◆ Stated problem
Give every line of the data again, unchanged, but with no pictures.

◆ Dataset
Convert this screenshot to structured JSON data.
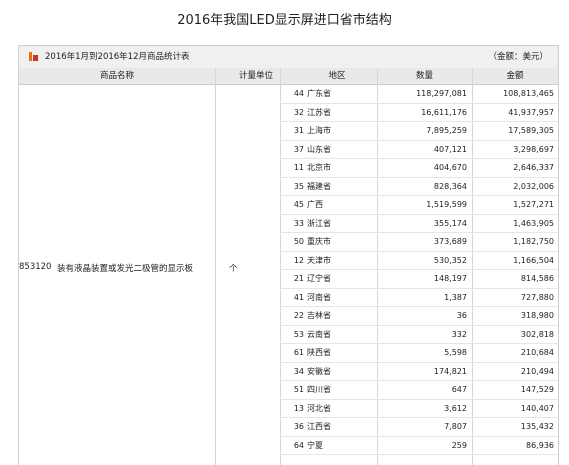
{
  "title": "2016年我国LED显示屏进口省市结构",
  "table": {
    "range_label": "2016年1月到2016年12月商品统计表",
    "currency_note": "（金额：美元）",
    "headers": {
      "name": "商品名称",
      "unit": "计量单位",
      "region": "地区",
      "quantity": "数量",
      "amount": "金额"
    },
    "product": {
      "hs_code": "853120",
      "name": "装有液晶装置或发光二极管的显示板",
      "unit": "个"
    },
    "rows": [
      {
        "code": "44",
        "region": "广东省",
        "quantity": "118,297,081",
        "amount": "108,813,465"
      },
      {
        "code": "32",
        "region": "江苏省",
        "quantity": "16,611,176",
        "amount": "41,937,957"
      },
      {
        "code": "31",
        "region": "上海市",
        "quantity": "7,895,259",
        "amount": "17,589,305"
      },
      {
        "code": "37",
        "region": "山东省",
        "quantity": "407,121",
        "amount": "3,298,697"
      },
      {
        "code": "11",
        "region": "北京市",
        "quantity": "404,670",
        "amount": "2,646,337"
      },
      {
        "code": "35",
        "region": "福建省",
        "quantity": "828,364",
        "amount": "2,032,006"
      },
      {
        "code": "45",
        "region": "广西",
        "quantity": "1,519,599",
        "amount": "1,527,271"
      },
      {
        "code": "33",
        "region": "浙江省",
        "quantity": "355,174",
        "amount": "1,463,905"
      },
      {
        "code": "50",
        "region": "重庆市",
        "quantity": "373,689",
        "amount": "1,182,750"
      },
      {
        "code": "12",
        "region": "天津市",
        "quantity": "530,352",
        "amount": "1,166,504"
      },
      {
        "code": "21",
        "region": "辽宁省",
        "quantity": "148,197",
        "amount": "814,586"
      },
      {
        "code": "41",
        "region": "河南省",
        "quantity": "1,387",
        "amount": "727,880"
      },
      {
        "code": "22",
        "region": "吉林省",
        "quantity": "36",
        "amount": "318,980"
      },
      {
        "code": "53",
        "region": "云南省",
        "quantity": "332",
        "amount": "302,818"
      },
      {
        "code": "61",
        "region": "陕西省",
        "quantity": "5,598",
        "amount": "210,684"
      },
      {
        "code": "34",
        "region": "安徽省",
        "quantity": "174,821",
        "amount": "210,494"
      },
      {
        "code": "51",
        "region": "四川省",
        "quantity": "647",
        "amount": "147,529"
      },
      {
        "code": "13",
        "region": "河北省",
        "quantity": "3,612",
        "amount": "140,407"
      },
      {
        "code": "36",
        "region": "江西省",
        "quantity": "7,807",
        "amount": "135,432"
      },
      {
        "code": "64",
        "region": "宁夏",
        "quantity": "259",
        "amount": "86,936"
      }
    ]
  },
  "colors": {
    "logo_orange": "#e8701a",
    "logo_red": "#c0392b"
  }
}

◆ Full solution
Convert this screenshot to structured JSON data.
{
  "title": "2016年我国LED显示屏进口省市结构",
  "table": {
    "range_label": "2016年1月到2016年12月商品统计表",
    "currency_note": "（金额：美元）",
    "headers": {
      "name": "商品名称",
      "unit": "计量单位",
      "region": "地区",
      "quantity": "数量",
      "amount": "金额"
    },
    "product": {
      "hs_code": "853120",
      "name": "装有液晶装置或发光二极管的显示板",
      "unit": "个"
    },
    "rows": [
      {
        "code": "44",
        "region": "广东省",
        "quantity": "118,297,081",
        "amount": "108,813,465"
      },
      {
        "code": "32",
        "region": "江苏省",
        "quantity": "16,611,176",
        "amount": "41,937,957"
      },
      {
        "code": "31",
        "region": "上海市",
        "quantity": "7,895,259",
        "amount": "17,589,305"
      },
      {
        "code": "37",
        "region": "山东省",
        "quantity": "407,121",
        "amount": "3,298,697"
      },
      {
        "code": "11",
        "region": "北京市",
        "quantity": "404,670",
        "amount": "2,646,337"
      },
      {
        "code": "35",
        "region": "福建省",
        "quantity": "828,364",
        "amount": "2,032,006"
      },
      {
        "code": "45",
        "region": "广西",
        "quantity": "1,519,599",
        "amount": "1,527,271"
      },
      {
        "code": "33",
        "region": "浙江省",
        "quantity": "355,174",
        "amount": "1,463,905"
      },
      {
        "code": "50",
        "region": "重庆市",
        "quantity": "373,689",
        "amount": "1,182,750"
      },
      {
        "code": "12",
        "region": "天津市",
        "quantity": "530,352",
        "amount": "1,166,504"
      },
      {
        "code": "21",
        "region": "辽宁省",
        "quantity": "148,197",
        "amount": "814,586"
      },
      {
        "code": "41",
        "region": "河南省",
        "quantity": "1,387",
        "amount": "727,880"
      },
      {
        "code": "22",
        "region": "吉林省",
        "quantity": "36",
        "amount": "318,980"
      },
      {
        "code": "53",
        "region": "云南省",
        "quantity": "332",
        "amount": "302,818"
      },
      {
        "code": "61",
        "region": "陕西省",
        "quantity": "5,598",
        "amount": "210,684"
      },
      {
        "code": "34",
        "region": "安徽省",
        "quantity": "174,821",
        "amount": "210,494"
      },
      {
        "code": "51",
        "region": "四川省",
        "quantity": "647",
        "amount": "147,529"
      },
      {
        "code": "13",
        "region": "河北省",
        "quantity": "3,612",
        "amount": "140,407"
      },
      {
        "code": "36",
        "region": "江西省",
        "quantity": "7,807",
        "amount": "135,432"
      },
      {
        "code": "64",
        "region": "宁夏",
        "quantity": "259",
        "amount": "86,936"
      }
    ]
  },
  "colors": {
    "logo_orange": "#e8701a",
    "logo_red": "#c0392b"
  }
}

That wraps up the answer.